(Data entries)

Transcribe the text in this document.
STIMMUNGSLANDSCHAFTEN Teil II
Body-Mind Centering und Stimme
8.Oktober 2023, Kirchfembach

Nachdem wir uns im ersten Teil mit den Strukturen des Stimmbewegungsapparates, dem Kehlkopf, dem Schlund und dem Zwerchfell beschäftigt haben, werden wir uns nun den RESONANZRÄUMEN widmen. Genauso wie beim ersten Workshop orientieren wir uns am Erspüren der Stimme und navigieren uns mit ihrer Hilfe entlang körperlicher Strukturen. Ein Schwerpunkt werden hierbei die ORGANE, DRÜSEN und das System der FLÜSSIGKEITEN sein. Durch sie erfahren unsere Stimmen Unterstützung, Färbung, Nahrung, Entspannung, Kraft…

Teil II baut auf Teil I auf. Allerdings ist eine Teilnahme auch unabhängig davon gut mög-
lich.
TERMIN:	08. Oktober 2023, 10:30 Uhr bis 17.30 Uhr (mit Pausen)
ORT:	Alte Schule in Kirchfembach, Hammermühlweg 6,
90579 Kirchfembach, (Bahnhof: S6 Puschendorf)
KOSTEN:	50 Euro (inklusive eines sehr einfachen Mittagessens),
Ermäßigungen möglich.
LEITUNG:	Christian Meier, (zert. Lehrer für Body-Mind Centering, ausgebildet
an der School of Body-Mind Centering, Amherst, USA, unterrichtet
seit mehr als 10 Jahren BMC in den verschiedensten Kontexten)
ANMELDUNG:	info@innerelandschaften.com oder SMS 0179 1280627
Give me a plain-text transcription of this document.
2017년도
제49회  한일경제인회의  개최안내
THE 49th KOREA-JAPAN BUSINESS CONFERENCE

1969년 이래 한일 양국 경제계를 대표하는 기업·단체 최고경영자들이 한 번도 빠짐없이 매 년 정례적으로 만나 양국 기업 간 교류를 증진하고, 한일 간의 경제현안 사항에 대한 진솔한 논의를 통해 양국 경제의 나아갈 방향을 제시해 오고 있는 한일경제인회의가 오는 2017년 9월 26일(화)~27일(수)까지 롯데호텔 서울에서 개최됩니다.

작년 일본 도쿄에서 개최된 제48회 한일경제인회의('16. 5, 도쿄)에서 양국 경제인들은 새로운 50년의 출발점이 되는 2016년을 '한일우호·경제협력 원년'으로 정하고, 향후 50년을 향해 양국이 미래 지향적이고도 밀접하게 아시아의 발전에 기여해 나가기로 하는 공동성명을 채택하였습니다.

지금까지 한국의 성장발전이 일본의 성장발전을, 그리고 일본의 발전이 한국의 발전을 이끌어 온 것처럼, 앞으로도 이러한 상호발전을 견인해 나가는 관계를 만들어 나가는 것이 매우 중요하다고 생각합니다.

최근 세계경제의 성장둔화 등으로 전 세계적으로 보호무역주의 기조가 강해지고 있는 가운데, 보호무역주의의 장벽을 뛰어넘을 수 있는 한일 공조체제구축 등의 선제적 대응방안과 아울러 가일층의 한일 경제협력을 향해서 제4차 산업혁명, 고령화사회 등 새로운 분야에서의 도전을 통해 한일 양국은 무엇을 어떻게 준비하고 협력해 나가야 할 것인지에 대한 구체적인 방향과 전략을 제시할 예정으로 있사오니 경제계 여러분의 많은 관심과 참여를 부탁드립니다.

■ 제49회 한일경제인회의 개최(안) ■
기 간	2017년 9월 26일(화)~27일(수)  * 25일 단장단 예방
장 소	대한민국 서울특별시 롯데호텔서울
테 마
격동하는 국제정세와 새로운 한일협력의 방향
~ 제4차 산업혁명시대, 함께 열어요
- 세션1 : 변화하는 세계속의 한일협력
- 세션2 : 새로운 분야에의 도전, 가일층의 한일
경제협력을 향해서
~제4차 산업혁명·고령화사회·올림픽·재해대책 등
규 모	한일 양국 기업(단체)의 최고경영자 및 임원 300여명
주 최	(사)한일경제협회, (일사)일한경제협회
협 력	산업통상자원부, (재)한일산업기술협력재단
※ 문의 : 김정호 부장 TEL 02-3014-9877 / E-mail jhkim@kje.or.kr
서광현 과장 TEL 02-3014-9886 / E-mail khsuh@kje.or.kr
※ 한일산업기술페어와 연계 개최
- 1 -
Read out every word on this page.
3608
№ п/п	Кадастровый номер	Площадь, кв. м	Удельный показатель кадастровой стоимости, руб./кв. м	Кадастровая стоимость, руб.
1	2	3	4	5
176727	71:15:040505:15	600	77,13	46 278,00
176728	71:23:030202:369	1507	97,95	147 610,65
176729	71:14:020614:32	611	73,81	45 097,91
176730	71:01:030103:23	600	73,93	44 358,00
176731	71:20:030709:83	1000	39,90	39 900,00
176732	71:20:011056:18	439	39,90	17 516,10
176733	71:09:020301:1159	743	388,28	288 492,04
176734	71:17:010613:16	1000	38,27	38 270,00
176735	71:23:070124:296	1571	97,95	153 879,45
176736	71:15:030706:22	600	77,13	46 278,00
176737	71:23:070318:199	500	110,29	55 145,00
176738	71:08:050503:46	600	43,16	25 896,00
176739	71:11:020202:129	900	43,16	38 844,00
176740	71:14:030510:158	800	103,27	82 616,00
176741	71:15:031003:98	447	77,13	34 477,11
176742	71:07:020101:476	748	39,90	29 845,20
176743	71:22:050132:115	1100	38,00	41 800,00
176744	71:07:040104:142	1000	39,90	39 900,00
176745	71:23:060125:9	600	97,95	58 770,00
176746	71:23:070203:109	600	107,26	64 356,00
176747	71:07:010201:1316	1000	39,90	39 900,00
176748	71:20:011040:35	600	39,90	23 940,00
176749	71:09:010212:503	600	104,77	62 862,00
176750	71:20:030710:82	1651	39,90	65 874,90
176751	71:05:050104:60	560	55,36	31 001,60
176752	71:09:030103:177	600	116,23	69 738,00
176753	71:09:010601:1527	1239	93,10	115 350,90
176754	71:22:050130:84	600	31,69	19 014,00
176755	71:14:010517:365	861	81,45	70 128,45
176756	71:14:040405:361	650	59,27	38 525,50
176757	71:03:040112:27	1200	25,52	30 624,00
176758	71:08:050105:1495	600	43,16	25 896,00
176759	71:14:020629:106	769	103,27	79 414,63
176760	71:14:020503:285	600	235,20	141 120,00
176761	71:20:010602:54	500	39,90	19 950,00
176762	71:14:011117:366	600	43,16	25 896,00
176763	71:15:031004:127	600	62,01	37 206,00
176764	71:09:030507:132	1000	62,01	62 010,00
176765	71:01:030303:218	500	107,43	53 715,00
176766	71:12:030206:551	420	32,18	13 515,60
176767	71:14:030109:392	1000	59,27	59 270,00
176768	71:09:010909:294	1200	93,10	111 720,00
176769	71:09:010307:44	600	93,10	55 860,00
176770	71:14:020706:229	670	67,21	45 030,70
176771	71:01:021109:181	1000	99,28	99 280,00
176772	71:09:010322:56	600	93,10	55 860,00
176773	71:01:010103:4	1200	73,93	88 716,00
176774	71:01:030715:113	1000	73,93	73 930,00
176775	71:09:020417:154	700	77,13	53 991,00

**GIVEN TASK:** Read the entries above, then pull out the lines that include "Body".

**FINAL RESULT:**
Body-Mind Centering und Stimme
LEITUNG:	Christian Meier, (zert. Lehrer für Body-Mind Centering, ausgebildet
an der School of Body-Mind Centering, Amherst, USA, unterrichtet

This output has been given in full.